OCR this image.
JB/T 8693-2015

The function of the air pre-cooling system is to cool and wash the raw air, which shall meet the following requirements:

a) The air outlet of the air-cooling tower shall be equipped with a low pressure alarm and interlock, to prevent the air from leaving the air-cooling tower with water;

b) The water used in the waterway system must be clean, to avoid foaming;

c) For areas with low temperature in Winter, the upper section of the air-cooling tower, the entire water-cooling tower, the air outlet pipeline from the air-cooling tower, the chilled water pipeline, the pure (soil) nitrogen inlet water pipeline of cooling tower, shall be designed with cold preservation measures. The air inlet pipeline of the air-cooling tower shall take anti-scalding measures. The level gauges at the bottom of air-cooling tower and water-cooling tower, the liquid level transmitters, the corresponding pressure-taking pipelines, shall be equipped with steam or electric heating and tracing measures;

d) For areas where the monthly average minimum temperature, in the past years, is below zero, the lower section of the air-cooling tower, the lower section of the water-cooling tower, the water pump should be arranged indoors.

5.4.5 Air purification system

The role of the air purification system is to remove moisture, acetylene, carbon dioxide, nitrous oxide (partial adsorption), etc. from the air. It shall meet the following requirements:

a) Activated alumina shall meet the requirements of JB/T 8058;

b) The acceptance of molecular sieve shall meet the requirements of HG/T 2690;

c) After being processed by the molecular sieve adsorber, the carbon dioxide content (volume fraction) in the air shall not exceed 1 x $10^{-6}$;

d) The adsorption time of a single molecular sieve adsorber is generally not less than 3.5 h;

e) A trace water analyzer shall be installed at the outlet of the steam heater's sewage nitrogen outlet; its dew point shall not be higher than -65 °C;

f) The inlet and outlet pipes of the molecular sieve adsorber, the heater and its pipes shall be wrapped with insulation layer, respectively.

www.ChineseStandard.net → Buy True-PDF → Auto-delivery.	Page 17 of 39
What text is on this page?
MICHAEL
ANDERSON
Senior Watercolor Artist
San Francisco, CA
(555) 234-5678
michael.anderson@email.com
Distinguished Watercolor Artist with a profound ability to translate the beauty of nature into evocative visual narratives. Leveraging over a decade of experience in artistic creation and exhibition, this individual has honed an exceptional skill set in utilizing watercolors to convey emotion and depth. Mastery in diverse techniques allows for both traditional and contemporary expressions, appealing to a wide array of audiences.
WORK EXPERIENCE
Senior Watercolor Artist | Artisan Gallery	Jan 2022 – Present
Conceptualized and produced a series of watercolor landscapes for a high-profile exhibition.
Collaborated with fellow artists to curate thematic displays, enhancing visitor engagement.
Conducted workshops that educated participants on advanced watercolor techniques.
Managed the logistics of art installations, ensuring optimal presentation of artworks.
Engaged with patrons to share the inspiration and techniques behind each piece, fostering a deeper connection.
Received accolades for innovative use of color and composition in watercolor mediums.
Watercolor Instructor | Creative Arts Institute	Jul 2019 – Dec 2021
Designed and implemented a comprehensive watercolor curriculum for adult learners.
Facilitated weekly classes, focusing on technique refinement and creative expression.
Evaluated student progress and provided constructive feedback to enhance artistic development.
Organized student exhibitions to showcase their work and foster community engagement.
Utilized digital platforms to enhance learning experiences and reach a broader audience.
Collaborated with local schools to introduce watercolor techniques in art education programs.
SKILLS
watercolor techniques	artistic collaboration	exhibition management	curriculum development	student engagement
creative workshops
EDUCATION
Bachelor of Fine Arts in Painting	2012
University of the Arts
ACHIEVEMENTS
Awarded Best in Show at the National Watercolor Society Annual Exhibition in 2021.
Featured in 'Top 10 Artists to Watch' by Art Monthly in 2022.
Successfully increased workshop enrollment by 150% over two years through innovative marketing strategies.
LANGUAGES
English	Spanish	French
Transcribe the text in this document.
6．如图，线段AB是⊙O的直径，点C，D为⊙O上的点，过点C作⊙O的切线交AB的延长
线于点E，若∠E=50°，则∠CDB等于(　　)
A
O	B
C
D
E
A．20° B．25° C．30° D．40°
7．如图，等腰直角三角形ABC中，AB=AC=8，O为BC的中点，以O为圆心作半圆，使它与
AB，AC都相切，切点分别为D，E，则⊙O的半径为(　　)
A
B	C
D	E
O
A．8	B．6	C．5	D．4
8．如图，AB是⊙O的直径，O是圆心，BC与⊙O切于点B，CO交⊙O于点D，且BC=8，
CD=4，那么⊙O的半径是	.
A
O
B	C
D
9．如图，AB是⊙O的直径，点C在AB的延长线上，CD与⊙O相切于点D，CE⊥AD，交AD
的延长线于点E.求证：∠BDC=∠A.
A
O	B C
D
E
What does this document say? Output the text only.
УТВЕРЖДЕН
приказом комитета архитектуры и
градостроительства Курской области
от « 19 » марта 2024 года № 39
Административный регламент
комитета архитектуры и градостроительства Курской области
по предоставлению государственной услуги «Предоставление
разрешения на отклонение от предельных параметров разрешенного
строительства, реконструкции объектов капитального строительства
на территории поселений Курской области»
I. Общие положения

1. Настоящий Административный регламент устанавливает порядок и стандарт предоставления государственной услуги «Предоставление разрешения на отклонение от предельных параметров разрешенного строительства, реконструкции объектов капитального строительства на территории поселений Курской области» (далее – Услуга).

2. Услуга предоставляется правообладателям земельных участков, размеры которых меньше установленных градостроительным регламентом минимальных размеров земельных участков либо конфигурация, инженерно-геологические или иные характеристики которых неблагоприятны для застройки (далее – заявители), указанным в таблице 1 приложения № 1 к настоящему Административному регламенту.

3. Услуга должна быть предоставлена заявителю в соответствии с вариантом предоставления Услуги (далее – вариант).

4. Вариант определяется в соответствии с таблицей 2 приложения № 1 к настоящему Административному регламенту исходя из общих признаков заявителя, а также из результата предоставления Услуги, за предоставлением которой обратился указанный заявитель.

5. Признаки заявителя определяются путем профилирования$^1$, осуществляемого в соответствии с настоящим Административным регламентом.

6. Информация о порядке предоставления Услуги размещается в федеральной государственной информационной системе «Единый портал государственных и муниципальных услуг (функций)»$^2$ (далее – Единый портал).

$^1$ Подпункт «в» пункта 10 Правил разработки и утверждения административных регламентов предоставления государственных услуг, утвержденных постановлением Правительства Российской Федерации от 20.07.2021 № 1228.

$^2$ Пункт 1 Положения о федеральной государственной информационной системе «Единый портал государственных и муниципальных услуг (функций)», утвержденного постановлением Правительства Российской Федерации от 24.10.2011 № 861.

Stated task:
Write out the full set of records exactly as given.

Completed task:
OCR this image.
JB/T 8693-2015

The function of the air pre-cooling system is to cool and wash the raw air, which shall meet the following requirements:

a) The air outlet of the air-cooling tower shall be equipped with a low pressure alarm and interlock, to prevent the air from leaving the air-cooling tower with water;

b) The water used in the waterway system must be clean, to avoid foaming;

c) For areas with low temperature in Winter, the upper section of the air-cooling tower, the entire water-cooling tower, the air outlet pipeline from the air-cooling tower, the chilled water pipeline, the pure (soil) nitrogen inlet water pipeline of cooling tower, shall be designed with cold preservation measures. The air inlet pipeline of the air-cooling tower shall take anti-scalding measures. The level gauges at the bottom of air-cooling tower and water-cooling tower, the liquid level transmitters, the corresponding pressure-taking pipelines, shall be equipped with steam or electric heating and tracing measures;

d) For areas where the monthly average minimum temperature, in the past years, is below zero, the lower section of the air-cooling tower, the lower section of the water-cooling tower, the water pump should be arranged indoors.

5.4.5 Air purification system

The role of the air purification system is to remove moisture, acetylene, carbon dioxide, nitrous oxide (partial adsorption), etc. from the air. It shall meet the following requirements:

a) Activated alumina shall meet the requirements of JB/T 8058;

b) The acceptance of molecular sieve shall meet the requirements of HG/T 2690;

c) After being processed by the molecular sieve adsorber, the carbon dioxide content (volume fraction) in the air shall not exceed 1 x $10^{-6}$;

d) The adsorption time of a single molecular sieve adsorber is generally not less than 3.5 h;

e) A trace water analyzer shall be installed at the outlet of the steam heater's sewage nitrogen outlet; its dew point shall not be higher than -65 °C;

f) The inlet and outlet pipes of the molecular sieve adsorber, the heater and its pipes shall be wrapped with insulation layer, respectively.

www.ChineseStandard.net → Buy True-PDF → Auto-delivery.	Page 17 of 39
What text is on this page?
MICHAEL
ANDERSON
Senior Watercolor Artist
San Francisco, CA
(555) 234-5678
michael.anderson@email.com
Distinguished Watercolor Artist with a profound ability to translate the beauty of nature into evocative visual narratives. Leveraging over a decade of experience in artistic creation and exhibition, this individual has honed an exceptional skill set in utilizing watercolors to convey emotion and depth. Mastery in diverse techniques allows for both traditional and contemporary expressions, appealing to a wide array of audiences.
WORK EXPERIENCE
Senior Watercolor Artist | Artisan Gallery	Jan 2022 – Present
Conceptualized and produced a series of watercolor landscapes for a high-profile exhibition.
Collaborated with fellow artists to curate thematic displays, enhancing visitor engagement.
Conducted workshops that educated participants on advanced watercolor techniques.
Managed the logistics of art installations, ensuring optimal presentation of artworks.
Engaged with patrons to share the inspiration and techniques behind each piece, fostering a deeper connection.
Received accolades for innovative use of color and composition in watercolor mediums.
Watercolor Instructor | Creative Arts Institute	Jul 2019 – Dec 2021
Designed and implemented a comprehensive watercolor curriculum for adult learners.
Facilitated weekly classes, focusing on technique refinement and creative expression.
Evaluated student progress and provided constructive feedback to enhance artistic development.
Organized student exhibitions to showcase their work and foster community engagement.
Utilized digital platforms to enhance learning experiences and reach a broader audience.
Collaborated with local schools to introduce watercolor techniques in art education programs.
SKILLS
watercolor techniques	artistic collaboration	exhibition management	curriculum development	student engagement
creative workshops
EDUCATION
Bachelor of Fine Arts in Painting	2012
University of the Arts
ACHIEVEMENTS
Awarded Best in Show at the National Watercolor Society Annual Exhibition in 2021.
Featured in 'Top 10 Artists to Watch' by Art Monthly in 2022.
Successfully increased workshop enrollment by 150% over two years through innovative marketing strategies.
LANGUAGES
English	Spanish	French
Transcribe the text in this document.
6．如图，线段AB是⊙O的直径，点C，D为⊙O上的点，过点C作⊙O的切线交AB的延长
线于点E，若∠E=50°，则∠CDB等于(　　)
A
O	B
C
D
E
A．20° B．25° C．30° D．40°
7．如图，等腰直角三角形ABC中，AB=AC=8，O为BC的中点，以O为圆心作半圆，使它与
AB，AC都相切，切点分别为D，E，则⊙O的半径为(　　)
A
B	C
D	E
O
A．8	B．6	C．5	D．4
8．如图，AB是⊙O的直径，O是圆心，BC与⊙O切于点B，CO交⊙O于点D，且BC=8，
CD=4，那么⊙O的半径是	.
A
O
B	C
D
9．如图，AB是⊙O的直径，点C在AB的延长线上，CD与⊙O相切于点D，CE⊥AD，交AD
的延长线于点E.求证：∠BDC=∠A.
A
O	B C
D
E
What does this document say? Output the text only.
УТВЕРЖДЕН
приказом комитета архитектуры и
градостроительства Курской области
от « 19 » марта 2024 года № 39
Административный регламент
комитета архитектуры и градостроительства Курской области
по предоставлению государственной услуги «Предоставление
разрешения на отклонение от предельных параметров разрешенного
строительства, реконструкции объектов капитального строительства
на территории поселений Курской области»
I. Общие положения

1. Настоящий Административный регламент устанавливает порядок и стандарт предоставления государственной услуги «Предоставление разрешения на отклонение от предельных параметров разрешенного строительства, реконструкции объектов капитального строительства на территории поселений Курской области» (далее – Услуга).

2. Услуга предоставляется правообладателям земельных участков, размеры которых меньше установленных градостроительным регламентом минимальных размеров земельных участков либо конфигурация, инженерно-геологические или иные характеристики которых неблагоприятны для застройки (далее – заявители), указанным в таблице 1 приложения № 1 к настоящему Административному регламенту.

3. Услуга должна быть предоставлена заявителю в соответствии с вариантом предоставления Услуги (далее – вариант).

4. Вариант определяется в соответствии с таблицей 2 приложения № 1 к настоящему Административному регламенту исходя из общих признаков заявителя, а также из результата предоставления Услуги, за предоставлением которой обратился указанный заявитель.

5. Признаки заявителя определяются путем профилирования$^1$, осуществляемого в соответствии с настоящим Административным регламентом.

6. Информация о порядке предоставления Услуги размещается в федеральной государственной информационной системе «Единый портал государственных и муниципальных услуг (функций)»$^2$ (далее – Единый портал).

$^1$ Подпункт «в» пункта 10 Правил разработки и утверждения административных регламентов предоставления государственных услуг, утвержденных постановлением Правительства Российской Федерации от 20.07.2021 № 1228.

$^2$ Пункт 1 Положения о федеральной государственной информационной системе «Единый портал государственных и муниципальных услуг (функций)», утвержденного постановлением Правительства Российской Федерации от 24.10.2011 № 861.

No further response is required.